__Short problem__. Locate the lines where "differences" occurs and copy them as they stand.

Records
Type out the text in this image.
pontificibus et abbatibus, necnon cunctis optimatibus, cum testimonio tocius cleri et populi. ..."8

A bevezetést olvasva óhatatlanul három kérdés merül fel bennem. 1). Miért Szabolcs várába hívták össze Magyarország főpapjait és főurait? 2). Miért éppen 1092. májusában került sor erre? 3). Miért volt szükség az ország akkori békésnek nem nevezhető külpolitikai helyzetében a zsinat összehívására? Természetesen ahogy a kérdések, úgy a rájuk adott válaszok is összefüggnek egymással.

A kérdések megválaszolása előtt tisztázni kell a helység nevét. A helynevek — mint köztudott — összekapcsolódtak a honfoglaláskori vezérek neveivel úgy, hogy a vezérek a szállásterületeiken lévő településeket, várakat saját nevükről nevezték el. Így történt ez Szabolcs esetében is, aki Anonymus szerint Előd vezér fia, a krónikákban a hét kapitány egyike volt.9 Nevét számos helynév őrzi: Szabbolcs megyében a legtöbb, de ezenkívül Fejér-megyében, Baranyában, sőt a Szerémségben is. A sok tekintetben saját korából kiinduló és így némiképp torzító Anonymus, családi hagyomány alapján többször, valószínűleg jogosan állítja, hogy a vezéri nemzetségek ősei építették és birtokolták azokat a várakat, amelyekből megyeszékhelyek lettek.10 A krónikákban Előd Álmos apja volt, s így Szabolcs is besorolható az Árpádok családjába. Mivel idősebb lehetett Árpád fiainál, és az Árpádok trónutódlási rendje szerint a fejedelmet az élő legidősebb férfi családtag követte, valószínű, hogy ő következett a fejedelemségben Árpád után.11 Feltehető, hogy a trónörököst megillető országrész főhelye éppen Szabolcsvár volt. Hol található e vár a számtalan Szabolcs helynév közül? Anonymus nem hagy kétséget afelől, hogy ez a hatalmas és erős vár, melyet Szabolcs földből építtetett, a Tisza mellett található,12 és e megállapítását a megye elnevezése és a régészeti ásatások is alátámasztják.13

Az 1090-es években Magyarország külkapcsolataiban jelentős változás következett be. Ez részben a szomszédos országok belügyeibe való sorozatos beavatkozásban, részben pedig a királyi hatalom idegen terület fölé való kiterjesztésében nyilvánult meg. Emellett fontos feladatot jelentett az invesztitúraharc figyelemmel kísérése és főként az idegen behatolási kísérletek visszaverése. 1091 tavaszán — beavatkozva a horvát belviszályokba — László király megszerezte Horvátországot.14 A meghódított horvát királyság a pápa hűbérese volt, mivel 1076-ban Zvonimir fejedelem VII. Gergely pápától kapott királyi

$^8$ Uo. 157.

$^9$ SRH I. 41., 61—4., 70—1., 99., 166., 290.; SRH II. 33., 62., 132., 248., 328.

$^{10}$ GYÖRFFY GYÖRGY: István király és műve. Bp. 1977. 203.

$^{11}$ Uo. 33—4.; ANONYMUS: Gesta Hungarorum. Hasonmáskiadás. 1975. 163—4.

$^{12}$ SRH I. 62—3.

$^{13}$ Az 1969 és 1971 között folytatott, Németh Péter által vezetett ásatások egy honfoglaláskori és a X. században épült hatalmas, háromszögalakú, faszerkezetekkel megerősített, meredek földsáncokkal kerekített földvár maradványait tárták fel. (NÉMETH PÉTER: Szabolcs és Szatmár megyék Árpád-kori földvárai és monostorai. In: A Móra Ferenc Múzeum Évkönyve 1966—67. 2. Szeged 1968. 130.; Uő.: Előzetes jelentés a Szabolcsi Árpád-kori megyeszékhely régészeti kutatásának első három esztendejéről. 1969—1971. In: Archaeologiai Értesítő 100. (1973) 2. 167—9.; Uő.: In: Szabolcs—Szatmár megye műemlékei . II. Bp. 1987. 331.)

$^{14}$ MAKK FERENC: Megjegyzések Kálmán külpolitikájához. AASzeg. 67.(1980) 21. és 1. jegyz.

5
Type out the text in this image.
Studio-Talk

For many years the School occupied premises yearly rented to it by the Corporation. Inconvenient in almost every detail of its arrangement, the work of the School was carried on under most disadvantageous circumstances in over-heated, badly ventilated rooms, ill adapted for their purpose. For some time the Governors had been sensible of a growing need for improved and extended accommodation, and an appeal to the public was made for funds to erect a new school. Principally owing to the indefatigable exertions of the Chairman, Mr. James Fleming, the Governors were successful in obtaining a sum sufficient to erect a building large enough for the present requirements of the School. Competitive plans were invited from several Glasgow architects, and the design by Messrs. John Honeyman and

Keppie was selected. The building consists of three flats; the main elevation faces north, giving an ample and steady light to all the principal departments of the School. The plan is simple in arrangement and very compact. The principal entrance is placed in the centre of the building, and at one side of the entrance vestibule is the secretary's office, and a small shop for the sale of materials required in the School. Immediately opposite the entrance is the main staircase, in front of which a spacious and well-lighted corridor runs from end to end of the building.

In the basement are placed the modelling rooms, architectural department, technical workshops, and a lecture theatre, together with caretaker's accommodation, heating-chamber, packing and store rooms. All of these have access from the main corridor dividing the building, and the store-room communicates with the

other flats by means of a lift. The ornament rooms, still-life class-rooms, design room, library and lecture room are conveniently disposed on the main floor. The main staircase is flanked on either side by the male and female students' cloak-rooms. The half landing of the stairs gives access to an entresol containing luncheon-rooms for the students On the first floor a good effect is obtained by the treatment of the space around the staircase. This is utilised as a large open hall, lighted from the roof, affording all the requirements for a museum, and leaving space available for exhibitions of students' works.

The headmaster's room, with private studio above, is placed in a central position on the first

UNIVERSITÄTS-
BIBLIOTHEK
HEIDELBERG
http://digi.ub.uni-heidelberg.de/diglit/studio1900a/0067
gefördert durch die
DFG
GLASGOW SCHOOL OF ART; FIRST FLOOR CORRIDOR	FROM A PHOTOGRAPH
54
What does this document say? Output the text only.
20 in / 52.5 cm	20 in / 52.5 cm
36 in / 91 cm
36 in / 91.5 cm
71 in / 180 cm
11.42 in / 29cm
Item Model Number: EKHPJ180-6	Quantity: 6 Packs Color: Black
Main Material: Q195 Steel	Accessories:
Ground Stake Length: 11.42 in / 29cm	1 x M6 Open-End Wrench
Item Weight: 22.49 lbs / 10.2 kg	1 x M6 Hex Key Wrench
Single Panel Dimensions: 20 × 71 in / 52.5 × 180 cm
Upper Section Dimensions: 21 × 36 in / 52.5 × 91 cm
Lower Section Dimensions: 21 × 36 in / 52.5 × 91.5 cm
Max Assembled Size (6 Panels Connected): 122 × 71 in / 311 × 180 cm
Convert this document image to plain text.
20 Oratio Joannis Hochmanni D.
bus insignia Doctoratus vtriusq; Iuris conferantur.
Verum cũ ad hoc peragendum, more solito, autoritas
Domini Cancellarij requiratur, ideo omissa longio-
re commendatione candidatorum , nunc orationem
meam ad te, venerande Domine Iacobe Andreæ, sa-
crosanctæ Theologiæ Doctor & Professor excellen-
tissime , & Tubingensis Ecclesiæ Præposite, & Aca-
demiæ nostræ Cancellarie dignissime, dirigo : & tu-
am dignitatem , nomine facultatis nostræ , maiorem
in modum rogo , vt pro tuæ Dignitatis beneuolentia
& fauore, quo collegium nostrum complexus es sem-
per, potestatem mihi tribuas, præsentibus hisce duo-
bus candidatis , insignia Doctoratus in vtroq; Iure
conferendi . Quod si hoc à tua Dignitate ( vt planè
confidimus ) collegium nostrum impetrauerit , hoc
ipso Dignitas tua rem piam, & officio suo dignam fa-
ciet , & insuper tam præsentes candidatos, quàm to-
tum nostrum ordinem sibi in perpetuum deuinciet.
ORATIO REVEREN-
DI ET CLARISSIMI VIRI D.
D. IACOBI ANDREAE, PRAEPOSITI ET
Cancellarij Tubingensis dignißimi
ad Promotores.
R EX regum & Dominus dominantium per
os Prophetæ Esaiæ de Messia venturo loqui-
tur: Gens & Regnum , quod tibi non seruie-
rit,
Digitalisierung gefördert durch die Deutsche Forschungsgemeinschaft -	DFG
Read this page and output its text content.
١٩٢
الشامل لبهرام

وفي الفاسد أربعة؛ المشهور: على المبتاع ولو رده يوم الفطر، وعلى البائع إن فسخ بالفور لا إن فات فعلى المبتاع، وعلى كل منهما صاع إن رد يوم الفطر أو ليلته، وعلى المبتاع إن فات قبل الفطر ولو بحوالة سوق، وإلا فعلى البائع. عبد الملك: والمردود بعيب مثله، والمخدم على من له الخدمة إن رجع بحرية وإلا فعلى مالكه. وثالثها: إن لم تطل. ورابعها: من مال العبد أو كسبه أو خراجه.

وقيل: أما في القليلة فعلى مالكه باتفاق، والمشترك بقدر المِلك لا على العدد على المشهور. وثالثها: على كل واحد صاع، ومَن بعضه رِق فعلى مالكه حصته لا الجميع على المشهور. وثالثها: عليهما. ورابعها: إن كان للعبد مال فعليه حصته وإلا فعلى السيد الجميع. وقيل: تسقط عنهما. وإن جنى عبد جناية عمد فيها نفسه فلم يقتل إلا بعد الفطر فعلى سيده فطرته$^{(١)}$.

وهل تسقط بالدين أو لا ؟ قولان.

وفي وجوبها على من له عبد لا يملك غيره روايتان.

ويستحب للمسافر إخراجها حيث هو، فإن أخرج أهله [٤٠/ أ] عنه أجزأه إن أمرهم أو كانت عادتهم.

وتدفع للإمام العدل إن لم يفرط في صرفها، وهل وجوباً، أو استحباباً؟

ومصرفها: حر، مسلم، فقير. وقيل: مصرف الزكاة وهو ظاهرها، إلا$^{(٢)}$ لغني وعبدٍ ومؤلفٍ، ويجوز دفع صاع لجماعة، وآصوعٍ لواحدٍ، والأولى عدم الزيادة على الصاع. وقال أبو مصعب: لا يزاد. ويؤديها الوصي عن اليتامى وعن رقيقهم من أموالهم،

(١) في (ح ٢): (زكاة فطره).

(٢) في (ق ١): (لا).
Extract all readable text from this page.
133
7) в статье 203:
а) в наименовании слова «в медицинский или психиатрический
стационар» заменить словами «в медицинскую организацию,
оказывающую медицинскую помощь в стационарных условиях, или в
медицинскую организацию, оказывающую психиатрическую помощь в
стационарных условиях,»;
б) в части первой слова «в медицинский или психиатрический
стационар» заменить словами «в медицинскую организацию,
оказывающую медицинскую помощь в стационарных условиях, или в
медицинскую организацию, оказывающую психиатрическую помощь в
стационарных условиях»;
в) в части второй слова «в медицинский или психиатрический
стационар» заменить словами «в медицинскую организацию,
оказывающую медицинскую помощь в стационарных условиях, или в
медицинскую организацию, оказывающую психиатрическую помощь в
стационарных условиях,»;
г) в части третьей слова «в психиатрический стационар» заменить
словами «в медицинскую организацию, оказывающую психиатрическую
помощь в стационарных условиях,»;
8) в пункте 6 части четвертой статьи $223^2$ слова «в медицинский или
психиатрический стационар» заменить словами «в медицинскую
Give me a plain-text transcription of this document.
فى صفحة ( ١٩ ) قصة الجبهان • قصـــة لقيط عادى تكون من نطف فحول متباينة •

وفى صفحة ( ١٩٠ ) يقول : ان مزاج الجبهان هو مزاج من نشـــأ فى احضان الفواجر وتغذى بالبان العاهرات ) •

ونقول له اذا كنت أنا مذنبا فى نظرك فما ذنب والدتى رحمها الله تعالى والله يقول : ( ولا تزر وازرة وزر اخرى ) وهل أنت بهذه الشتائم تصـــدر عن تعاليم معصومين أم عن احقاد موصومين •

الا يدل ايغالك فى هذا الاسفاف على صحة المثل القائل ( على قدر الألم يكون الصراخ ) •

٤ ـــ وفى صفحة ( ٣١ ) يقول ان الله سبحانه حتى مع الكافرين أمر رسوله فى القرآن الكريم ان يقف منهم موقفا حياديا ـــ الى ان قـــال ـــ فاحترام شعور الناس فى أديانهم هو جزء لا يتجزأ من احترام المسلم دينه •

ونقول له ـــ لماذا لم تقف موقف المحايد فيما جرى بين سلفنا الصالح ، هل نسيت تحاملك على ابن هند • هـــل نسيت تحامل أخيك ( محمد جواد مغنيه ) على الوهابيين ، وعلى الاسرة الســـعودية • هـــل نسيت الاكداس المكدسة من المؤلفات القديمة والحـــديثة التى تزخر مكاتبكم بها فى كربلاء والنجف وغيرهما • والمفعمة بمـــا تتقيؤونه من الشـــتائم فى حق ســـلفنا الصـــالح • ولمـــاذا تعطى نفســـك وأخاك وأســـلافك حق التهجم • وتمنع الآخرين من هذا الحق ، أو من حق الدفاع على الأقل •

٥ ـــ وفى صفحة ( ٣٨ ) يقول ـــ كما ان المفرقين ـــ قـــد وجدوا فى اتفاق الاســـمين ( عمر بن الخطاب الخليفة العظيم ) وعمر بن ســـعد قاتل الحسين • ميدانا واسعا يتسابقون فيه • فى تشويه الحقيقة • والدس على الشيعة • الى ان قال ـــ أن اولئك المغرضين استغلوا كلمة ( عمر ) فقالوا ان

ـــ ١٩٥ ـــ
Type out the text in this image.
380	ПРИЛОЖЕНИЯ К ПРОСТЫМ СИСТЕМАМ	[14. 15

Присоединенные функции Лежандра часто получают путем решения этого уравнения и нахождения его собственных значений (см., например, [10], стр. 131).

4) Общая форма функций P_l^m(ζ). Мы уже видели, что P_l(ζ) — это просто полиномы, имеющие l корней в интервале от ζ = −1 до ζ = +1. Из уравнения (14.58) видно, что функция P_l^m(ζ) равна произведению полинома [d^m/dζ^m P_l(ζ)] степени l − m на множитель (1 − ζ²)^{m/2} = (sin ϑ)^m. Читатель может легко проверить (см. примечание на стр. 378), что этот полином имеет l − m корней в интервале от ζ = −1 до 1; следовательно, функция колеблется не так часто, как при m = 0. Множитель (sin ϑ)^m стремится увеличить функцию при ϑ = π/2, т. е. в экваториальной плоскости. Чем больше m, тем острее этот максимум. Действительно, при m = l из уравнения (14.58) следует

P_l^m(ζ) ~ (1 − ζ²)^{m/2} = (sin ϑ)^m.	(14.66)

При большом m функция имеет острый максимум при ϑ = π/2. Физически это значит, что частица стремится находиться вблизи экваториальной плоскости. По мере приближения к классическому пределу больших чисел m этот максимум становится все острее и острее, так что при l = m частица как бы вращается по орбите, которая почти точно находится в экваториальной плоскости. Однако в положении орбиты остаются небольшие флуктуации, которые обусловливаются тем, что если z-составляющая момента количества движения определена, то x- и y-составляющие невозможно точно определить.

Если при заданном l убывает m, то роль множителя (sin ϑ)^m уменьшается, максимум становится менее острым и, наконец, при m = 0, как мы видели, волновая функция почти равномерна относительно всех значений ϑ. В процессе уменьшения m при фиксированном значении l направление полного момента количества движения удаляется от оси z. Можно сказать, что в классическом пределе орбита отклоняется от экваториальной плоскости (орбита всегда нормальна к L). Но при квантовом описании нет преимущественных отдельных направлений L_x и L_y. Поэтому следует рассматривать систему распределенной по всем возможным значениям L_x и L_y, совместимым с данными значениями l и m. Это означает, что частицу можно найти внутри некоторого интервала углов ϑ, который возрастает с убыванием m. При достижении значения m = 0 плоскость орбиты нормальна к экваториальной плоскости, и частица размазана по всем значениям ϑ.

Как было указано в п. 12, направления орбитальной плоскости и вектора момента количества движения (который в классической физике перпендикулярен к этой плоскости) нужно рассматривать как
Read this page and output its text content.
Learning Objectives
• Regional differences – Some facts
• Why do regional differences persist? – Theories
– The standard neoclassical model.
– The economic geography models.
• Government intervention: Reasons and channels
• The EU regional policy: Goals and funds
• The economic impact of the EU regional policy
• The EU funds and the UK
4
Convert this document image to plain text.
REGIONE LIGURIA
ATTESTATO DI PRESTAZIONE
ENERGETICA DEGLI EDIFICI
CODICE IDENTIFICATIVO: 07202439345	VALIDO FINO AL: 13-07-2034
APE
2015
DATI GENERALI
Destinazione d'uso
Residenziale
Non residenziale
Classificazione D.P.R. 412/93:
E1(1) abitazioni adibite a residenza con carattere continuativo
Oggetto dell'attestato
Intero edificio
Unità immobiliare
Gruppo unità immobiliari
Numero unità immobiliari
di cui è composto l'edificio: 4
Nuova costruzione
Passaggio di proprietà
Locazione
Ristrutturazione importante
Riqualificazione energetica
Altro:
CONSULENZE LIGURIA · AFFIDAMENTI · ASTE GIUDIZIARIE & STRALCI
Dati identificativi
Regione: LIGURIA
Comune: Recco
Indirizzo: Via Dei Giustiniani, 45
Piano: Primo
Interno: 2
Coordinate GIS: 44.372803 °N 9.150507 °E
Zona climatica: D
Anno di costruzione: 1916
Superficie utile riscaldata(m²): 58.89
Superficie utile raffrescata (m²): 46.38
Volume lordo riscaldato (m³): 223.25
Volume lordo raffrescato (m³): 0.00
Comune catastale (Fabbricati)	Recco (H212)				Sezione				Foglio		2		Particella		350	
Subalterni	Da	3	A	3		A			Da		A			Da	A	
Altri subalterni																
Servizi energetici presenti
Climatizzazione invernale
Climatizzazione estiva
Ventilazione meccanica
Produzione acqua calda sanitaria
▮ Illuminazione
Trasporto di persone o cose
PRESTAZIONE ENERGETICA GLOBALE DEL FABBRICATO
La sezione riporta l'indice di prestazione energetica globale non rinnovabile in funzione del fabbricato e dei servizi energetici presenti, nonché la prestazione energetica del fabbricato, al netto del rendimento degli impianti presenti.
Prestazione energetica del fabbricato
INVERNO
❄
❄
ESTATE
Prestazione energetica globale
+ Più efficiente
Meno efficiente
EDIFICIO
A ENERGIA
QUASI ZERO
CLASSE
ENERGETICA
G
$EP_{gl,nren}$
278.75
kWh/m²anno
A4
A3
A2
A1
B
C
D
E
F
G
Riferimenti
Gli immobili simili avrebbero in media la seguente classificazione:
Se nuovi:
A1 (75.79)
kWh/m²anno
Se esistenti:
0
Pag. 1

__Solution to this problem__.
• Regional differences – Some facts
• Why do regional differences persist? – Theories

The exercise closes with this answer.